* **PROBLEM**: Scan the entries below and extract each line with the word "JSON" in it.

[begin DATA FOR THIS EXERCISE]

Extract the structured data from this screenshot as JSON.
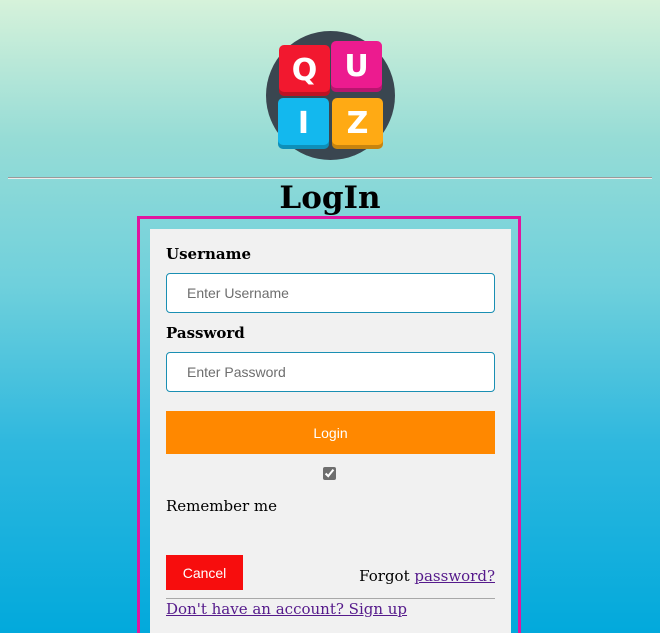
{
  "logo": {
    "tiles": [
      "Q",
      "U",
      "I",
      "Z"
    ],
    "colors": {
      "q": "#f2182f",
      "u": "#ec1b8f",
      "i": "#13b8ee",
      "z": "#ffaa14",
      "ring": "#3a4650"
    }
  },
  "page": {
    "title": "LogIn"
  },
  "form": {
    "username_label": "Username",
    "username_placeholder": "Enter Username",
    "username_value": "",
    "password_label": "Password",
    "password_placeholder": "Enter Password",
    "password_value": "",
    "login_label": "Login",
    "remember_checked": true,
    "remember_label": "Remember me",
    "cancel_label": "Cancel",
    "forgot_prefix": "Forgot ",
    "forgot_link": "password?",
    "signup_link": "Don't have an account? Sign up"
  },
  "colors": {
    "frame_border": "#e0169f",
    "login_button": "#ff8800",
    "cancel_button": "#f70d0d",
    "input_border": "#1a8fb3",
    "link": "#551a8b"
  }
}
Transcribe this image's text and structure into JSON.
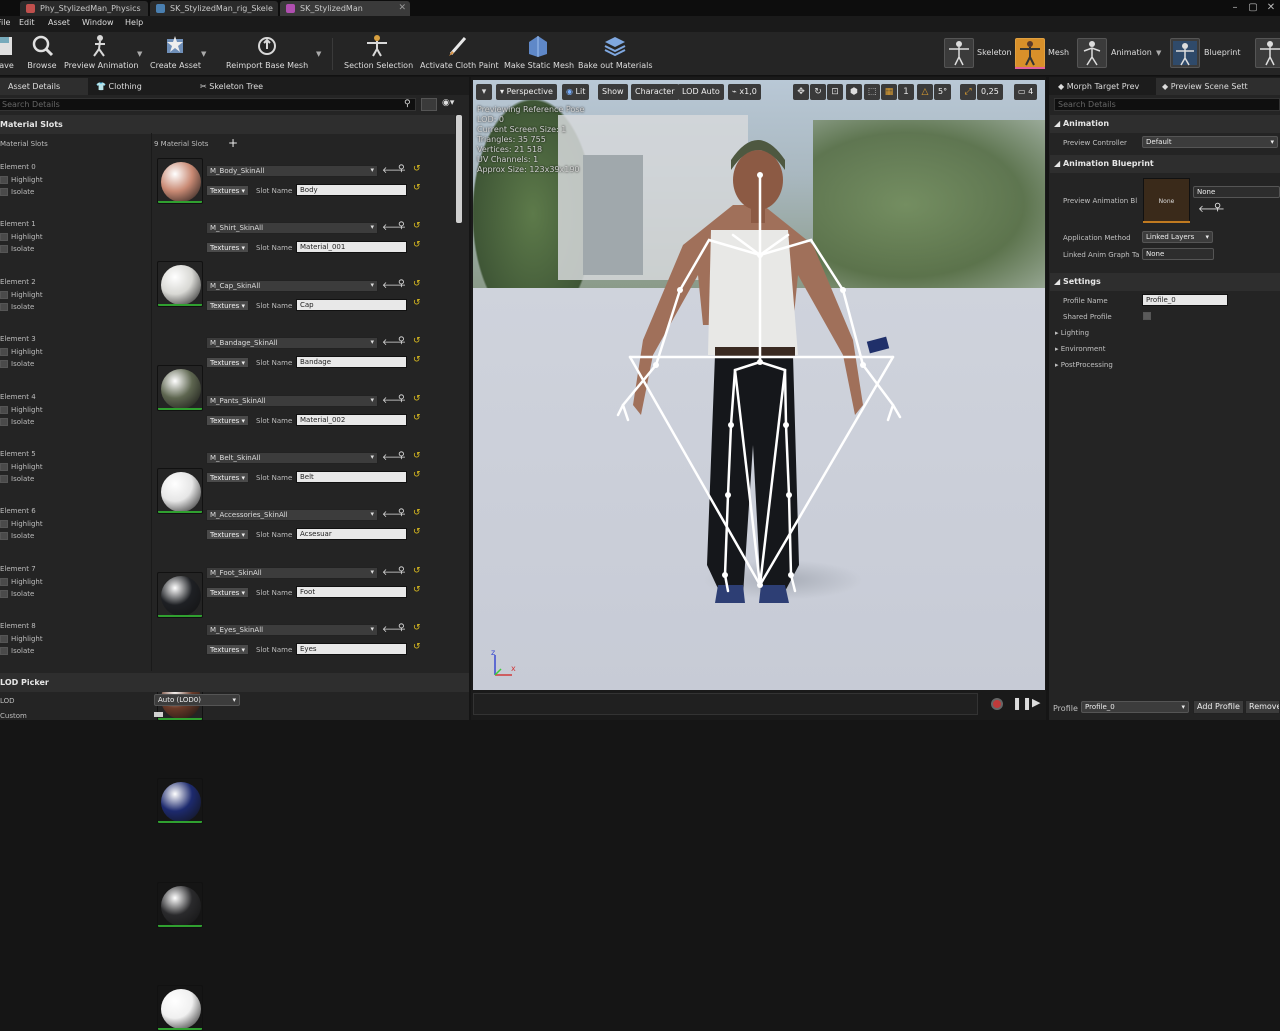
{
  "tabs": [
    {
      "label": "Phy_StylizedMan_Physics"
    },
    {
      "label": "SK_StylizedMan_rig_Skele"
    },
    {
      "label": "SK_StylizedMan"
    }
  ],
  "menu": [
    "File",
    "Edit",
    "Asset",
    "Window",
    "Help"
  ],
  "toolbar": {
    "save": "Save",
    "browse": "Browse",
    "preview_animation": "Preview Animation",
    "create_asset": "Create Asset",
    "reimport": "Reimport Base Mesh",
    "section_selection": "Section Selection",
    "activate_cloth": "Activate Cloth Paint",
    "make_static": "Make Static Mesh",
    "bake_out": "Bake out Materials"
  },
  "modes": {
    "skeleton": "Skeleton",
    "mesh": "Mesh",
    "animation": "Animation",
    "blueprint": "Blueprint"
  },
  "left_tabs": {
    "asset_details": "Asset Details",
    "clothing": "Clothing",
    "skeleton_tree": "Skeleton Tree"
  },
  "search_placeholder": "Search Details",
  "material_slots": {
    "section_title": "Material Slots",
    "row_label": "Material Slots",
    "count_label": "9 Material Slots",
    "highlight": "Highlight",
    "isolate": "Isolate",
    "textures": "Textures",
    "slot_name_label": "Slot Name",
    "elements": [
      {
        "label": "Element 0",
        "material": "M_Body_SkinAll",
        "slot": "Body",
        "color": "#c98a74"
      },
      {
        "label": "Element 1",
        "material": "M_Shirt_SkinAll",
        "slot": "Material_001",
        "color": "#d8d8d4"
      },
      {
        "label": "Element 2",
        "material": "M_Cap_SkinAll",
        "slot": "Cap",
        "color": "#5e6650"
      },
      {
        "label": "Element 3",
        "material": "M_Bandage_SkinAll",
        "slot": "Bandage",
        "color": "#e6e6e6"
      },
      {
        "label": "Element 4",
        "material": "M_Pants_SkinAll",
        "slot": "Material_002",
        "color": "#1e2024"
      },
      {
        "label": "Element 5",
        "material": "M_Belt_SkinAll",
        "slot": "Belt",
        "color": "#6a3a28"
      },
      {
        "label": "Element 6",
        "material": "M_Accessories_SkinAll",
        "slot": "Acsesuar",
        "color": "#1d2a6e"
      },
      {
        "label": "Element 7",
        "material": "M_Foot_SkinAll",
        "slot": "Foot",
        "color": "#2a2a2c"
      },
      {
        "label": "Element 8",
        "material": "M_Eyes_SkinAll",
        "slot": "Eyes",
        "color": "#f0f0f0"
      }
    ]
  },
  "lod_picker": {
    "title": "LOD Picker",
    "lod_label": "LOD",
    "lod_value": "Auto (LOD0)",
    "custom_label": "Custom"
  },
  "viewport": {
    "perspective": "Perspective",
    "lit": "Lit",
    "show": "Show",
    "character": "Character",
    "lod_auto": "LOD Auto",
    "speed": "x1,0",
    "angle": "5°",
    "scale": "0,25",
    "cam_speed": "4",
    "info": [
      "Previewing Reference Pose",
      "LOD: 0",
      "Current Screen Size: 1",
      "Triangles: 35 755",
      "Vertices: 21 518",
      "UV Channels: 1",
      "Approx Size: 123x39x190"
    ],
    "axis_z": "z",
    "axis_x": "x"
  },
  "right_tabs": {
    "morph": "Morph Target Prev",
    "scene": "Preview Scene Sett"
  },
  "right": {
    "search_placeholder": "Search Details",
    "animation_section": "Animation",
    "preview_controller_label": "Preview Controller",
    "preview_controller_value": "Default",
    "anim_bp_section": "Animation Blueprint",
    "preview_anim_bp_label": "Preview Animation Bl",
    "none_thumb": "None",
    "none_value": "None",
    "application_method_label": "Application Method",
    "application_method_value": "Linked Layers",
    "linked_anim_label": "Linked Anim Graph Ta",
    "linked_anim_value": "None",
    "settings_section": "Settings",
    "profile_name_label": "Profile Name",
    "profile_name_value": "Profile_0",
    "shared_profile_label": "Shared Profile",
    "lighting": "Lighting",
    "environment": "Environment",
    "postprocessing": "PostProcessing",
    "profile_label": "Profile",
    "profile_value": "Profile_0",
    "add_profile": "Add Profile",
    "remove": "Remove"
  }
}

[end DATA FOR THIS EXERCISE]
[begin DATA FOR THIS EXERCISE]

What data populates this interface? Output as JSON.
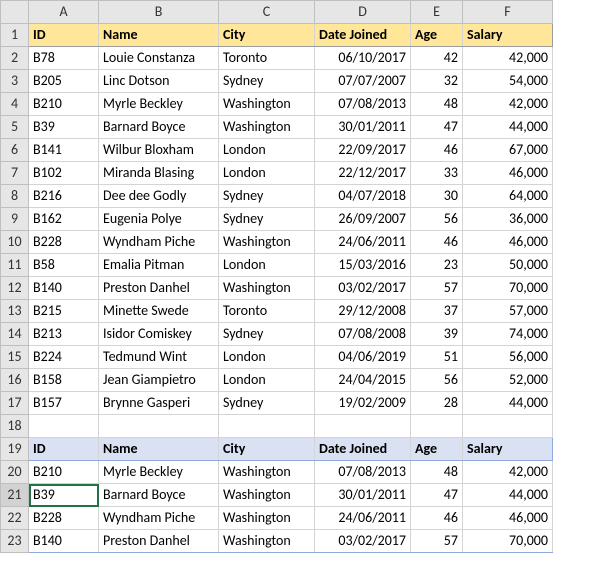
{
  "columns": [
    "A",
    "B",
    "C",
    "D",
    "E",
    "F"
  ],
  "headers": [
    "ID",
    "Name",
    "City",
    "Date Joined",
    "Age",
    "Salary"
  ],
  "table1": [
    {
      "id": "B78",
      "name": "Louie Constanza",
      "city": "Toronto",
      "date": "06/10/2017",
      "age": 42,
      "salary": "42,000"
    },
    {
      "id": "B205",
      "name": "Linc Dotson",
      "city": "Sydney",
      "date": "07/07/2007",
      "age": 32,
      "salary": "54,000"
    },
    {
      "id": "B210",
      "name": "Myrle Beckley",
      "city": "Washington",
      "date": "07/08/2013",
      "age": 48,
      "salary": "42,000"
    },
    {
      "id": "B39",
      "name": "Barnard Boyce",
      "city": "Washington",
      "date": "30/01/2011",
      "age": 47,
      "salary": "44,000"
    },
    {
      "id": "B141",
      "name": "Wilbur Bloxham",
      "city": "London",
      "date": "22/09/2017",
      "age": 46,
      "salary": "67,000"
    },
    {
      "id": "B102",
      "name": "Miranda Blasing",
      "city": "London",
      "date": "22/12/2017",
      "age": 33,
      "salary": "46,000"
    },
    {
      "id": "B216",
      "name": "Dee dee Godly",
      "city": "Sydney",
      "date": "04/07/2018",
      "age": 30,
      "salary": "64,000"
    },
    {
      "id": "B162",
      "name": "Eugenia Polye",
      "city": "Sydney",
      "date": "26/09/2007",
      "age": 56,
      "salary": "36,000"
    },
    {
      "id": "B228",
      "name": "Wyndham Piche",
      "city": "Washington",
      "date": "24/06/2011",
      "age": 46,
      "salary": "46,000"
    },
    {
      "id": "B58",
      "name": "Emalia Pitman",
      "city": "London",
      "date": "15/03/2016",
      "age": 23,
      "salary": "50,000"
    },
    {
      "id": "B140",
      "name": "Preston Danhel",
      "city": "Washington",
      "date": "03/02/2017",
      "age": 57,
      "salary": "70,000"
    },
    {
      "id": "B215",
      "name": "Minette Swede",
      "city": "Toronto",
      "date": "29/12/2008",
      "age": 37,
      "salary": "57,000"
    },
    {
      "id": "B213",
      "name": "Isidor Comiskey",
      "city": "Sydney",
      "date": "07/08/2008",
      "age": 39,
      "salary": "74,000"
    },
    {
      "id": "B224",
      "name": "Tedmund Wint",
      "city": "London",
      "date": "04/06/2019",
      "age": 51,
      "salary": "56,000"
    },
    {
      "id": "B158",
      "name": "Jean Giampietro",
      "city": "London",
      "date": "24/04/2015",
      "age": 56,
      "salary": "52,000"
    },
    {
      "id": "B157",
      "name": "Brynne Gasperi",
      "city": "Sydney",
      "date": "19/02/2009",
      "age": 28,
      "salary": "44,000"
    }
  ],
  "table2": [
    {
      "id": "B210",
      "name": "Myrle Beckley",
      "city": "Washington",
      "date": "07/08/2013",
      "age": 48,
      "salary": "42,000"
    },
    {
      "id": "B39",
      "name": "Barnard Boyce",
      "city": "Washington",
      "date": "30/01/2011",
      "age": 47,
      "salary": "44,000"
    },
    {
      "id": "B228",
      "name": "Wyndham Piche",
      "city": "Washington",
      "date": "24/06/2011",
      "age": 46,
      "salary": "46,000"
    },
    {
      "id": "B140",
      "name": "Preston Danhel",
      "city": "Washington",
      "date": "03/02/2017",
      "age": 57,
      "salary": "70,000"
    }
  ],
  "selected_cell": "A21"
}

[end DATA FOR THIS EXERCISE]

* **THE RESPONSE**:
Extract the structured data from this screenshot as JSON.
Transcribe this image's text and structure into JSON.
What data populates this interface? Output as JSON.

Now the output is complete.